## What the task asks
Only a number is wanted here: the number of lines of the data that include "jest".

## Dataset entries
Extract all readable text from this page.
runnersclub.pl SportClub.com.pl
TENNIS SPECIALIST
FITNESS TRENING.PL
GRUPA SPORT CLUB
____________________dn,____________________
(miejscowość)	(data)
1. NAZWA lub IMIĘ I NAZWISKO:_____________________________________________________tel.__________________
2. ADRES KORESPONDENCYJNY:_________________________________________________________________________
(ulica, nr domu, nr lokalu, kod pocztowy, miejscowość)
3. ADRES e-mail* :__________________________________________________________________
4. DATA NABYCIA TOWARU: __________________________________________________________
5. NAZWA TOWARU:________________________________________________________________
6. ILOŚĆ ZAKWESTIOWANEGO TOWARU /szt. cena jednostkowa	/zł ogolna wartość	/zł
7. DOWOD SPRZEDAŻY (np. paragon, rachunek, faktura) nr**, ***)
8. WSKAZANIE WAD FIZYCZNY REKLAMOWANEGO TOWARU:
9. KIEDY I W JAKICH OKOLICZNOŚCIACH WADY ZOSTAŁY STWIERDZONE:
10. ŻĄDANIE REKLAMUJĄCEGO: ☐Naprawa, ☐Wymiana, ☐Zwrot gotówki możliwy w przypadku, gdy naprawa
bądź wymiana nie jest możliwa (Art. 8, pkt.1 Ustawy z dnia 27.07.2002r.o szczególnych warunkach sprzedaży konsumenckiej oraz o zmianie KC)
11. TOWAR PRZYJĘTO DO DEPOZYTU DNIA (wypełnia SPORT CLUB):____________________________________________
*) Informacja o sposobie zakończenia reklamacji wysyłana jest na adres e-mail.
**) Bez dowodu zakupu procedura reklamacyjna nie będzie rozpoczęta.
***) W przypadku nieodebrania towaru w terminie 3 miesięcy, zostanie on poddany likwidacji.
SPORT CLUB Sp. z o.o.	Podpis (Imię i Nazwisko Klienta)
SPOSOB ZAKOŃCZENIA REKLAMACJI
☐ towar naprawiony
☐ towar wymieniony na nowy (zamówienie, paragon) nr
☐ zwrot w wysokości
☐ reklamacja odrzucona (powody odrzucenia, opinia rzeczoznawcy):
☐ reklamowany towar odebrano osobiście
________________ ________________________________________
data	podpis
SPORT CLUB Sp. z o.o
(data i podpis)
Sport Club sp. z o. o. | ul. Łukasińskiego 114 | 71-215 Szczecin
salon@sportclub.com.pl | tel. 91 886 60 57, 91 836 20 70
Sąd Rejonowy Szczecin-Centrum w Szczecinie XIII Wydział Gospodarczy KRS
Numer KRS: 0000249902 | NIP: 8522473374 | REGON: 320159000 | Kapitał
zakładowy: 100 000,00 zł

## Response
2